REQUIREMENTS:
Below are some records; reproduce every one of them exactly.
>> Begin DATASET CONTENT
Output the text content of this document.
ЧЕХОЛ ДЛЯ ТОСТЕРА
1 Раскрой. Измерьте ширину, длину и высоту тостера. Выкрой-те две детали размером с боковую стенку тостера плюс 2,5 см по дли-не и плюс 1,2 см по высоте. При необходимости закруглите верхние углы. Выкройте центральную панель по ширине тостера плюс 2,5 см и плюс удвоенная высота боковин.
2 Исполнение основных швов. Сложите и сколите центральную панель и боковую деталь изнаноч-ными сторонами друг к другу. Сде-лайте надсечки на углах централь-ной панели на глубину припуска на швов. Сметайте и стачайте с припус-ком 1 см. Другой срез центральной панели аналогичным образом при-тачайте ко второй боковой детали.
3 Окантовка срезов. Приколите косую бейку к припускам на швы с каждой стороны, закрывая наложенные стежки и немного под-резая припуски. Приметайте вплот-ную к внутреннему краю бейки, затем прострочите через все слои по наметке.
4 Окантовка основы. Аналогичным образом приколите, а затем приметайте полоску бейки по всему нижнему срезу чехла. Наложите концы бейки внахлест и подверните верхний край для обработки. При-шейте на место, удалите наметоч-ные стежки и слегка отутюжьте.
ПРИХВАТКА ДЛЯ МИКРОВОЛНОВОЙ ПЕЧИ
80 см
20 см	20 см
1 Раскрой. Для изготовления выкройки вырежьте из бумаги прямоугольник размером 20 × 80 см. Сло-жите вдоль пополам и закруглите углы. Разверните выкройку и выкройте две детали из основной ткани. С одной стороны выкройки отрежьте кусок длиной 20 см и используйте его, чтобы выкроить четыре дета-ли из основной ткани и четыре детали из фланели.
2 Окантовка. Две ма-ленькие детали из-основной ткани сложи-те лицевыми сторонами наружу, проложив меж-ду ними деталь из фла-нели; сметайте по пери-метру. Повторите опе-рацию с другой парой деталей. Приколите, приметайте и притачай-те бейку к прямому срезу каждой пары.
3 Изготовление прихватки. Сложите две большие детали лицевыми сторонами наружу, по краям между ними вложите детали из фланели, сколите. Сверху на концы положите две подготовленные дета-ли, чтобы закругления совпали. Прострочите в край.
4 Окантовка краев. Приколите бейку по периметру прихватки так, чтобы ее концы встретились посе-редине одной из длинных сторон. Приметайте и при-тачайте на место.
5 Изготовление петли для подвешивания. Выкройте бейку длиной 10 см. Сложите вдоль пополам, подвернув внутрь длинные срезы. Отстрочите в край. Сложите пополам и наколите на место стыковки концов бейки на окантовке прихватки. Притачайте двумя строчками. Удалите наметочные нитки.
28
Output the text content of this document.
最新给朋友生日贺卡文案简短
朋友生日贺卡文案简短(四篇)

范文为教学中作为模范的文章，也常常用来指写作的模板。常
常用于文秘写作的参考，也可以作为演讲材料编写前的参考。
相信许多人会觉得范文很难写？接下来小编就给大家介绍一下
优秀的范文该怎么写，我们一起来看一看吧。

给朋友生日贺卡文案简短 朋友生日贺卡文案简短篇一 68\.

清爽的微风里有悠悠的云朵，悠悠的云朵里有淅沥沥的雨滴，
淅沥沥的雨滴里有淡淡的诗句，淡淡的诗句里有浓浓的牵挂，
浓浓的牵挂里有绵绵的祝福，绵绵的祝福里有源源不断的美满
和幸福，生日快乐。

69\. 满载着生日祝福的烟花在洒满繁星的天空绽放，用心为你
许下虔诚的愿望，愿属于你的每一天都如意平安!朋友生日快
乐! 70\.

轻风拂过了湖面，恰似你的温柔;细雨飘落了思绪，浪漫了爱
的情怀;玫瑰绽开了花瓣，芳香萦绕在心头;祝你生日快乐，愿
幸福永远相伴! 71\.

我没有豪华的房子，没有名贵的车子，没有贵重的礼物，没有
>> End DATASET CONTENT
TASK OUTPUT:
Output the text content of this document.
ЧЕХОЛ ДЛЯ ТОСТЕРА
1 Раскрой. Измерьте ширину, длину и высоту тостера. Выкрой-те две детали размером с боковую стенку тостера плюс 2,5 см по дли-не и плюс 1,2 см по высоте. При необходимости закруглите верхние углы. Выкройте центральную панель по ширине тостера плюс 2,5 см и плюс удвоенная высота боковин.
2 Исполнение основных швов. Сложите и сколите центральную панель и боковую деталь изнаноч-ными сторонами друг к другу. Сде-лайте надсечки на углах централь-ной панели на глубину припуска на швов. Сметайте и стачайте с припус-ком 1 см. Другой срез центральной панели аналогичным образом при-тачайте ко второй боковой детали.
3 Окантовка срезов. Приколите косую бейку к припускам на швы с каждой стороны, закрывая наложенные стежки и немного под-резая припуски. Приметайте вплот-ную к внутреннему краю бейки, затем прострочите через все слои по наметке.
4 Окантовка основы. Аналогичным образом приколите, а затем приметайте полоску бейки по всему нижнему срезу чехла. Наложите концы бейки внахлест и подверните верхний край для обработки. При-шейте на место, удалите наметоч-ные стежки и слегка отутюжьте.
ПРИХВАТКА ДЛЯ МИКРОВОЛНОВОЙ ПЕЧИ
80 см
20 см	20 см
1 Раскрой. Для изготовления выкройки вырежьте из бумаги прямоугольник размером 20 × 80 см. Сло-жите вдоль пополам и закруглите углы. Разверните выкройку и выкройте две детали из основной ткани. С одной стороны выкройки отрежьте кусок длиной 20 см и используйте его, чтобы выкроить четыре дета-ли из основной ткани и четыре детали из фланели.
2 Окантовка. Две ма-ленькие детали из-основной ткани сложи-те лицевыми сторонами наружу, проложив меж-ду ними деталь из фла-нели; сметайте по пери-метру. Повторите опе-рацию с другой парой деталей. Приколите, приметайте и притачай-те бейку к прямому срезу каждой пары.
3 Изготовление прихватки. Сложите две большие детали лицевыми сторонами наружу, по краям между ними вложите детали из фланели, сколите. Сверху на концы положите две подготовленные дета-ли, чтобы закругления совпали. Прострочите в край.
4 Окантовка краев. Приколите бейку по периметру прихватки так, чтобы ее концы встретились посе-редине одной из длинных сторон. Приметайте и при-тачайте на место.
5 Изготовление петли для подвешивания. Выкройте бейку длиной 10 см. Сложите вдоль пополам, подвернув внутрь длинные срезы. Отстрочите в край. Сложите пополам и наколите на место стыковки концов бейки на окантовке прихватки. Притачайте двумя строчками. Удалите наметочные нитки.
28
Output the text content of this document.
最新给朋友生日贺卡文案简短
朋友生日贺卡文案简短(四篇)

范文为教学中作为模范的文章，也常常用来指写作的模板。常
常用于文秘写作的参考，也可以作为演讲材料编写前的参考。
相信许多人会觉得范文很难写？接下来小编就给大家介绍一下
优秀的范文该怎么写，我们一起来看一看吧。

给朋友生日贺卡文案简短 朋友生日贺卡文案简短篇一 68\.

清爽的微风里有悠悠的云朵，悠悠的云朵里有淅沥沥的雨滴，
淅沥沥的雨滴里有淡淡的诗句，淡淡的诗句里有浓浓的牵挂，
浓浓的牵挂里有绵绵的祝福，绵绵的祝福里有源源不断的美满
和幸福，生日快乐。

69\. 满载着生日祝福的烟花在洒满繁星的天空绽放，用心为你
许下虔诚的愿望，愿属于你的每一天都如意平安!朋友生日快
乐! 70\.

轻风拂过了湖面，恰似你的温柔;细雨飘落了思绪，浪漫了爱
的情怀;玫瑰绽开了花瓣，芳香萦绕在心头;祝你生日快乐，愿
幸福永远相伴! 71\.

我没有豪华的房子，没有名贵的车子，没有贵重的礼物，没有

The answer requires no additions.